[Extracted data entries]
....

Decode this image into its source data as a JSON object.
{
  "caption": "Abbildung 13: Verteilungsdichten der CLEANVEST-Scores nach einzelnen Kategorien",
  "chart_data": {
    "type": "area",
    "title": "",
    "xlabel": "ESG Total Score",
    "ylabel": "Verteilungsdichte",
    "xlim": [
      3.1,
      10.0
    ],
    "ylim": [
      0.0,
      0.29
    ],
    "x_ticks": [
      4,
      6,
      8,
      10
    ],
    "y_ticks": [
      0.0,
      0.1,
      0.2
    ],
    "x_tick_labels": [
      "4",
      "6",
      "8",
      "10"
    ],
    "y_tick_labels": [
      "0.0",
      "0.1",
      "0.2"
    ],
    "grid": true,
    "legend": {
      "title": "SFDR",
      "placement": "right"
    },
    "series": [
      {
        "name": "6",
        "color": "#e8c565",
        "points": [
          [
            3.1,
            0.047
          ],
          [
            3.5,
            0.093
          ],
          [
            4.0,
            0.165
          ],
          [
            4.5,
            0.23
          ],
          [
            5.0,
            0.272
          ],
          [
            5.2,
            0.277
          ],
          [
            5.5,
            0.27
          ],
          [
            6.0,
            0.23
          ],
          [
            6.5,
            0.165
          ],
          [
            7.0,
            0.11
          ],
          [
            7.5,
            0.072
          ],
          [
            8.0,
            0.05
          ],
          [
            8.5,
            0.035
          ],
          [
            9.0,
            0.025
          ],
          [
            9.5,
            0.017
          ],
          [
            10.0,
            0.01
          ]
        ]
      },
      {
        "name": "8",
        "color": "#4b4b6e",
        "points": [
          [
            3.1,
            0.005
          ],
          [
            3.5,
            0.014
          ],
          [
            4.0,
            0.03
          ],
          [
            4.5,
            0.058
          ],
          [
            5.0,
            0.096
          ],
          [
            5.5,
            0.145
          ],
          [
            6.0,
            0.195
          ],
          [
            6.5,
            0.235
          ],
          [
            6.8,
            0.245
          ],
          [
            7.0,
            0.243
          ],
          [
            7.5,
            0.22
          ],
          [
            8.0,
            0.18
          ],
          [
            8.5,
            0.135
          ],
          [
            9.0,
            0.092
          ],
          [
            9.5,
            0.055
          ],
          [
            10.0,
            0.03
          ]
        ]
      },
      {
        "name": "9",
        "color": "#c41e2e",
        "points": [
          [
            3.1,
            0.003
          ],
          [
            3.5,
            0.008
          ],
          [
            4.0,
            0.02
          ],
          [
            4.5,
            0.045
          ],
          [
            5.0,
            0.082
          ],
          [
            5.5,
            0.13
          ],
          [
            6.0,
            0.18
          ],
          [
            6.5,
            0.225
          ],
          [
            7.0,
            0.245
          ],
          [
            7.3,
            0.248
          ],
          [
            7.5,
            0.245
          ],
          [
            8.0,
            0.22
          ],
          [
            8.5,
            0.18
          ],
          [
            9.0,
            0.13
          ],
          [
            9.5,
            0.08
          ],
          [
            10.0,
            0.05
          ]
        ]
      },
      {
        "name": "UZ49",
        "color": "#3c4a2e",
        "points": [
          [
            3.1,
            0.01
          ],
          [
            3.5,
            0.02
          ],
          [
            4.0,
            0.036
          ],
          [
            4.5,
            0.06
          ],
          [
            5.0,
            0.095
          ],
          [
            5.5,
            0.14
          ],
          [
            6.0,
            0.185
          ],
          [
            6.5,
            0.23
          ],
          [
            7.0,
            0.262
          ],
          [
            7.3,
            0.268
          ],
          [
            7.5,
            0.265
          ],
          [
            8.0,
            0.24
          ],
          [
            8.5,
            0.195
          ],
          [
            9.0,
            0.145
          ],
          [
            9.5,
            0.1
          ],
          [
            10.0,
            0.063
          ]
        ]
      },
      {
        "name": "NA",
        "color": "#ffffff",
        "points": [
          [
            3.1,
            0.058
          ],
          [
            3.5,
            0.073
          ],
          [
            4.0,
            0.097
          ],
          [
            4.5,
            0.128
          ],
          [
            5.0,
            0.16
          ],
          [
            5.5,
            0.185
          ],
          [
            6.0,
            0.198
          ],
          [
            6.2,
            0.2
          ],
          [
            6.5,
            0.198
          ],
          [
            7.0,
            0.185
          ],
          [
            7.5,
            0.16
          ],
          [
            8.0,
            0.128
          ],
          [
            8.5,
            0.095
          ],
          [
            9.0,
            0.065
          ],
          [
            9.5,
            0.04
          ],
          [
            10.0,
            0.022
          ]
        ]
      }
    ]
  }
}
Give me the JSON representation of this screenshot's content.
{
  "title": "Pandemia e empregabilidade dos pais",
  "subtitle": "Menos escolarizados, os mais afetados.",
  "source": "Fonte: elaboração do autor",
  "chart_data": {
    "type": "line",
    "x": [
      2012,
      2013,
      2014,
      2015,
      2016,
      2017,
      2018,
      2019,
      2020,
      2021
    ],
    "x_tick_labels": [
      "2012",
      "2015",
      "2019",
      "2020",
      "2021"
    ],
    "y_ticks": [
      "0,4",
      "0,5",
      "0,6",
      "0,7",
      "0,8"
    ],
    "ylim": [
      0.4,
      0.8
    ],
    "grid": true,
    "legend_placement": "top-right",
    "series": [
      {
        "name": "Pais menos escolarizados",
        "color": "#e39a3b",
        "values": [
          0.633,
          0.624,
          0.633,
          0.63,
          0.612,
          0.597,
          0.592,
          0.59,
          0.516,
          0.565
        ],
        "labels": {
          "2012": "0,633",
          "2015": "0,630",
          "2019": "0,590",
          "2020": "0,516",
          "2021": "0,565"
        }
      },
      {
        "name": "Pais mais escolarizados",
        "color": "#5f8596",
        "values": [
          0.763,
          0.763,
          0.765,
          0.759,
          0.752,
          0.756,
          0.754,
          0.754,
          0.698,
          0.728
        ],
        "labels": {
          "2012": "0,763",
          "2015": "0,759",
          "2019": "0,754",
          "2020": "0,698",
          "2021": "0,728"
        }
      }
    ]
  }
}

....

◆ **Stated goal**:
Reproduce the records above exactly as they appear.

◆ **Answer to the task**:
Decode this image into its source data as a JSON object.
{
  "caption": "Abbildung 13: Verteilungsdichten der CLEANVEST-Scores nach einzelnen Kategorien",
  "chart_data": {
    "type": "area",
    "title": "",
    "xlabel": "ESG Total Score",
    "ylabel": "Verteilungsdichte",
    "xlim": [
      3.1,
      10.0
    ],
    "ylim": [
      0.0,
      0.29
    ],
    "x_ticks": [
      4,
      6,
      8,
      10
    ],
    "y_ticks": [
      0.0,
      0.1,
      0.2
    ],
    "x_tick_labels": [
      "4",
      "6",
      "8",
      "10"
    ],
    "y_tick_labels": [
      "0.0",
      "0.1",
      "0.2"
    ],
    "grid": true,
    "legend": {
      "title": "SFDR",
      "placement": "right"
    },
    "series": [
      {
        "name": "6",
        "color": "#e8c565",
        "points": [
          [
            3.1,
            0.047
          ],
          [
            3.5,
            0.093
          ],
          [
            4.0,
            0.165
          ],
          [
            4.5,
            0.23
          ],
          [
            5.0,
            0.272
          ],
          [
            5.2,
            0.277
          ],
          [
            5.5,
            0.27
          ],
          [
            6.0,
            0.23
          ],
          [
            6.5,
            0.165
          ],
          [
            7.0,
            0.11
          ],
          [
            7.5,
            0.072
          ],
          [
            8.0,
            0.05
          ],
          [
            8.5,
            0.035
          ],
          [
            9.0,
            0.025
          ],
          [
            9.5,
            0.017
          ],
          [
            10.0,
            0.01
          ]
        ]
      },
      {
        "name": "8",
        "color": "#4b4b6e",
        "points": [
          [
            3.1,
            0.005
          ],
          [
            3.5,
            0.014
          ],
          [
            4.0,
            0.03
          ],
          [
            4.5,
            0.058
          ],
          [
            5.0,
            0.096
          ],
          [
            5.5,
            0.145
          ],
          [
            6.0,
            0.195
          ],
          [
            6.5,
            0.235
          ],
          [
            6.8,
            0.245
          ],
          [
            7.0,
            0.243
          ],
          [
            7.5,
            0.22
          ],
          [
            8.0,
            0.18
          ],
          [
            8.5,
            0.135
          ],
          [
            9.0,
            0.092
          ],
          [
            9.5,
            0.055
          ],
          [
            10.0,
            0.03
          ]
        ]
      },
      {
        "name": "9",
        "color": "#c41e2e",
        "points": [
          [
            3.1,
            0.003
          ],
          [
            3.5,
            0.008
          ],
          [
            4.0,
            0.02
          ],
          [
            4.5,
            0.045
          ],
          [
            5.0,
            0.082
          ],
          [
            5.5,
            0.13
          ],
          [
            6.0,
            0.18
          ],
          [
            6.5,
            0.225
          ],
          [
            7.0,
            0.245
          ],
          [
            7.3,
            0.248
          ],
          [
            7.5,
            0.245
          ],
          [
            8.0,
            0.22
          ],
          [
            8.5,
            0.18
          ],
          [
            9.0,
            0.13
          ],
          [
            9.5,
            0.08
          ],
          [
            10.0,
            0.05
          ]
        ]
      },
      {
        "name": "UZ49",
        "color": "#3c4a2e",
        "points": [
          [
            3.1,
            0.01
          ],
          [
            3.5,
            0.02
          ],
          [
            4.0,
            0.036
          ],
          [
            4.5,
            0.06
          ],
          [
            5.0,
            0.095
          ],
          [
            5.5,
            0.14
          ],
          [
            6.0,
            0.185
          ],
          [
            6.5,
            0.23
          ],
          [
            7.0,
            0.262
          ],
          [
            7.3,
            0.268
          ],
          [
            7.5,
            0.265
          ],
          [
            8.0,
            0.24
          ],
          [
            8.5,
            0.195
          ],
          [
            9.0,
            0.145
          ],
          [
            9.5,
            0.1
          ],
          [
            10.0,
            0.063
          ]
        ]
      },
      {
        "name": "NA",
        "color": "#ffffff",
        "points": [
          [
            3.1,
            0.058
          ],
          [
            3.5,
            0.073
          ],
          [
            4.0,
            0.097
          ],
          [
            4.5,
            0.128
          ],
          [
            5.0,
            0.16
          ],
          [
            5.5,
            0.185
          ],
          [
            6.0,
            0.198
          ],
          [
            6.2,
            0.2
          ],
          [
            6.5,
            0.198
          ],
          [
            7.0,
            0.185
          ],
          [
            7.5,
            0.16
          ],
          [
            8.0,
            0.128
          ],
          [
            8.5,
            0.095
          ],
          [
            9.0,
            0.065
          ],
          [
            9.5,
            0.04
          ],
          [
            10.0,
            0.022
          ]
        ]
      }
    ]
  }
}
Give me the JSON representation of this screenshot's content.
{
  "title": "Pandemia e empregabilidade dos pais",
  "subtitle": "Menos escolarizados, os mais afetados.",
  "source": "Fonte: elaboração do autor",
  "chart_data": {
    "type": "line",
    "x": [
      2012,
      2013,
      2014,
      2015,
      2016,
      2017,
      2018,
      2019,
      2020,
      2021
    ],
    "x_tick_labels": [
      "2012",
      "2015",
      "2019",
      "2020",
      "2021"
    ],
    "y_ticks": [
      "0,4",
      "0,5",
      "0,6",
      "0,7",
      "0,8"
    ],
    "ylim": [
      0.4,
      0.8
    ],
    "grid": true,
    "legend_placement": "top-right",
    "series": [
      {
        "name": "Pais menos escolarizados",
        "color": "#e39a3b",
        "values": [
          0.633,
          0.624,
          0.633,
          0.63,
          0.612,
          0.597,
          0.592,
          0.59,
          0.516,
          0.565
        ],
        "labels": {
          "2012": "0,633",
          "2015": "0,630",
          "2019": "0,590",
          "2020": "0,516",
          "2021": "0,565"
        }
      },
      {
        "name": "Pais mais escolarizados",
        "color": "#5f8596",
        "values": [
          0.763,
          0.763,
          0.765,
          0.759,
          0.752,
          0.756,
          0.754,
          0.754,
          0.698,
          0.728
        ],
        "labels": {
          "2012": "0,763",
          "2015": "0,759",
          "2019": "0,754",
          "2020": "0,698",
          "2021": "0,728"
        }
      }
    ]
  }
}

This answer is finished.